_GIVEN EXERCISE_. Only a number is wanted: how many lines of the entries include the string "sessão"?

———

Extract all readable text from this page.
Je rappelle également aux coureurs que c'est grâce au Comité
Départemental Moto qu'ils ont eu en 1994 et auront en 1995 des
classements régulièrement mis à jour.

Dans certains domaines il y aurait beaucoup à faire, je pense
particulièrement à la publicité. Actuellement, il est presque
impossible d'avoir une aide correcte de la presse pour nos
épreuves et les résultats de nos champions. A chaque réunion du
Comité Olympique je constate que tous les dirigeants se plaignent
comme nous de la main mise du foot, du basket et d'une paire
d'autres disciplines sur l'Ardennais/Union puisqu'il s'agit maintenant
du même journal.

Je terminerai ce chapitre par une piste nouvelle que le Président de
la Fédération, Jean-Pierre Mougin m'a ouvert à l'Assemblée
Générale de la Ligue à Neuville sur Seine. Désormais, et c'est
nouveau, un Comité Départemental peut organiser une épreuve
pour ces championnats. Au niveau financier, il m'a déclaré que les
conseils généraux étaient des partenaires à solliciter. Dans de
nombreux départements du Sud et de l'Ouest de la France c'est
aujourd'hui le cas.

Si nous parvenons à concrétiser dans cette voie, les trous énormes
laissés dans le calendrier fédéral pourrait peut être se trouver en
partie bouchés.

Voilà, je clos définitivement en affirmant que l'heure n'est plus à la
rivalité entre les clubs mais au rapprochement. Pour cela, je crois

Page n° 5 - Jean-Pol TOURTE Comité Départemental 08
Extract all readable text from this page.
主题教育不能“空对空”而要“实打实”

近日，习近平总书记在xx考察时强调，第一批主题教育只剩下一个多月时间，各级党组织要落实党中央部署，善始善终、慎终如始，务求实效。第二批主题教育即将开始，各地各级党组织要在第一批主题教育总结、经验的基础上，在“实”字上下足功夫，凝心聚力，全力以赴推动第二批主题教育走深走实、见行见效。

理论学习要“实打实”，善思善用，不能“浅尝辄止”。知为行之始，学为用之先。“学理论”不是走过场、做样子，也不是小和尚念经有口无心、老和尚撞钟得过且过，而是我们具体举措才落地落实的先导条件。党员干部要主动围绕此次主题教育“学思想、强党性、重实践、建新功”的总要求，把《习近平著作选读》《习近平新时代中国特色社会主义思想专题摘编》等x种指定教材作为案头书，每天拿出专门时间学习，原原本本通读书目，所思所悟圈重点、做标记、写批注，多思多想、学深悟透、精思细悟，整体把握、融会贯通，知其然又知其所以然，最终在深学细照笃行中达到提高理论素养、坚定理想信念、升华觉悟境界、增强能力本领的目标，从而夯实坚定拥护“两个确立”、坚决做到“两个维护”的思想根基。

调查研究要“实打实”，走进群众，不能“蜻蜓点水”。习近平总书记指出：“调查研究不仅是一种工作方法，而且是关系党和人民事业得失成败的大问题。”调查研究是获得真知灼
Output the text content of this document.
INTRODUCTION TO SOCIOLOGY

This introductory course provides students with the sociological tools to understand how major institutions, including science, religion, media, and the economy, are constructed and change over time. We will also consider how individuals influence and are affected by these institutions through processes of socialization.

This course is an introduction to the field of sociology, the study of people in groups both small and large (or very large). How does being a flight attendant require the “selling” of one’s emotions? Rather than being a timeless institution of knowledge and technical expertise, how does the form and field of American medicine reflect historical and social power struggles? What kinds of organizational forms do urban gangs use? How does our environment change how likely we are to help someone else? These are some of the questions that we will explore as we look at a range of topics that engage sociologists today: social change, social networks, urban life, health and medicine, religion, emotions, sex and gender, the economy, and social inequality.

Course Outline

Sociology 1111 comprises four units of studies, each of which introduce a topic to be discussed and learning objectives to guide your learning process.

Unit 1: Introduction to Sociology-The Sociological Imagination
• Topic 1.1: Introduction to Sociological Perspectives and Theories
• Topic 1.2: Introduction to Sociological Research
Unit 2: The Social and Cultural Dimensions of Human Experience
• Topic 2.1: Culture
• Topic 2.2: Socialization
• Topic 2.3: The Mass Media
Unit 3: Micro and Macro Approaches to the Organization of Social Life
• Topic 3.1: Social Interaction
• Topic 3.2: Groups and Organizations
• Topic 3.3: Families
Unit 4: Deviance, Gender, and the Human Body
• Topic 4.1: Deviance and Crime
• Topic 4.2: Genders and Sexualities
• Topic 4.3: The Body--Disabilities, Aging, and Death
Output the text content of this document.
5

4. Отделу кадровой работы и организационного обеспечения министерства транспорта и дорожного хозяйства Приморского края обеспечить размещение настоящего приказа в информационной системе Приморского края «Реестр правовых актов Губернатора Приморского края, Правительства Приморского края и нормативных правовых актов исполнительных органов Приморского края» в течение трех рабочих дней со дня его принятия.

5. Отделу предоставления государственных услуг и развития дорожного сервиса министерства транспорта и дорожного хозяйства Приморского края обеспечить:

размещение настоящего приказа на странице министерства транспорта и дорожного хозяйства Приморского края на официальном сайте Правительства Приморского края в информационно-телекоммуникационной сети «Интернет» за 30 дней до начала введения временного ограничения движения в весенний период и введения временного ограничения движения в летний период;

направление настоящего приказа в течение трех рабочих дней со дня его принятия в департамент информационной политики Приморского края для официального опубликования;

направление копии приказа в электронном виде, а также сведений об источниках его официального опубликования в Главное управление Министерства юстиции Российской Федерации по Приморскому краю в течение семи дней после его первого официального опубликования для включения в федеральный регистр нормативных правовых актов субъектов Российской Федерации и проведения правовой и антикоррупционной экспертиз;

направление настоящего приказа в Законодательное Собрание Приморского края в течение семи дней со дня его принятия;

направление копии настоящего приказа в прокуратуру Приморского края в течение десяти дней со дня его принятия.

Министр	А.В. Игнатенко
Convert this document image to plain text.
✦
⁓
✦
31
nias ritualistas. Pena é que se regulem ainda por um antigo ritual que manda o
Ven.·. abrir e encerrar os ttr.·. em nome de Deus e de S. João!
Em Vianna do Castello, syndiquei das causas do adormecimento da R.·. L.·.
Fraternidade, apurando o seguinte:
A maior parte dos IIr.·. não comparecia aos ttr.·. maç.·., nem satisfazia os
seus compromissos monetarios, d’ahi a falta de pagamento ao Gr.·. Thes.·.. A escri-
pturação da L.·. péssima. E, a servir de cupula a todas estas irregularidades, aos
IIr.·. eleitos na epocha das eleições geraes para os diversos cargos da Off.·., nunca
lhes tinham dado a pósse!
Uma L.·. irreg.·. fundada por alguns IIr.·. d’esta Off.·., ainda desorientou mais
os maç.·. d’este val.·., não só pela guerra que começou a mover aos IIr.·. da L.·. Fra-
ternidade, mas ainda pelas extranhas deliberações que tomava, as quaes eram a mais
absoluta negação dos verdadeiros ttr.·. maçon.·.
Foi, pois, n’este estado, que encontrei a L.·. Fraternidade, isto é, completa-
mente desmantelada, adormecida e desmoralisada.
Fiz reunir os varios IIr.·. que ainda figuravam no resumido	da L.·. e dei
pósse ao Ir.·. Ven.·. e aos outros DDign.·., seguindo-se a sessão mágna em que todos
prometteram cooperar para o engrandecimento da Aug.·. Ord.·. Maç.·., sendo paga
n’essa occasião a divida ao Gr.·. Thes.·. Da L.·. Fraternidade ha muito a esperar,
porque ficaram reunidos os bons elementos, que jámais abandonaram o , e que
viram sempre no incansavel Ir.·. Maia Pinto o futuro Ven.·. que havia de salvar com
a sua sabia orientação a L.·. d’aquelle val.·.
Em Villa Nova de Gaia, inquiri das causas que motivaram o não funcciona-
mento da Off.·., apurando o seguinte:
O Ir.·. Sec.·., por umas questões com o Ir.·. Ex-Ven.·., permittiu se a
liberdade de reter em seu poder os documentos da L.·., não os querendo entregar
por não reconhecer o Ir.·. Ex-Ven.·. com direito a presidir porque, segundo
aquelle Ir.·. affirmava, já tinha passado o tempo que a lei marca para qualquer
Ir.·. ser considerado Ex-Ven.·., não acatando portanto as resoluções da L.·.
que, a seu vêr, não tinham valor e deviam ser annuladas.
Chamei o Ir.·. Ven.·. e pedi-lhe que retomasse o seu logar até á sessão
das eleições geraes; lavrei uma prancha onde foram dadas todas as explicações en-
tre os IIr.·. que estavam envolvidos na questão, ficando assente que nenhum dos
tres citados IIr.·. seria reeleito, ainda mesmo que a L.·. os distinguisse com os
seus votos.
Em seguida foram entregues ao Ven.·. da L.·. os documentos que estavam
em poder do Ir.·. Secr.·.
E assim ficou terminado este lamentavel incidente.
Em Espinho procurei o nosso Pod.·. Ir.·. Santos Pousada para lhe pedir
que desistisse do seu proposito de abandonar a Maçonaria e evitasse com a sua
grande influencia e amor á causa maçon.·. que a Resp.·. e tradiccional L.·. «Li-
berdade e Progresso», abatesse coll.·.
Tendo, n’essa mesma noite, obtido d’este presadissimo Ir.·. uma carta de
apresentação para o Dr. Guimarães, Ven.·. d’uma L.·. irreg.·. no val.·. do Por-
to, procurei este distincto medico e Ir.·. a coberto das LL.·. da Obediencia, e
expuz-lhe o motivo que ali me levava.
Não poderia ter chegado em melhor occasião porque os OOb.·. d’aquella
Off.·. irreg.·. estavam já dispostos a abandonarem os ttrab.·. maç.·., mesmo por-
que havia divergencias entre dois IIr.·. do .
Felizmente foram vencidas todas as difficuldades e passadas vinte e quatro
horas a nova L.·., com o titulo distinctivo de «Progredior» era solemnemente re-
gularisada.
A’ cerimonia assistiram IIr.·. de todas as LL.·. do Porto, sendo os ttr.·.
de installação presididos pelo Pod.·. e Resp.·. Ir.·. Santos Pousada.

———

_RESULT FOR THIS TASK_. 2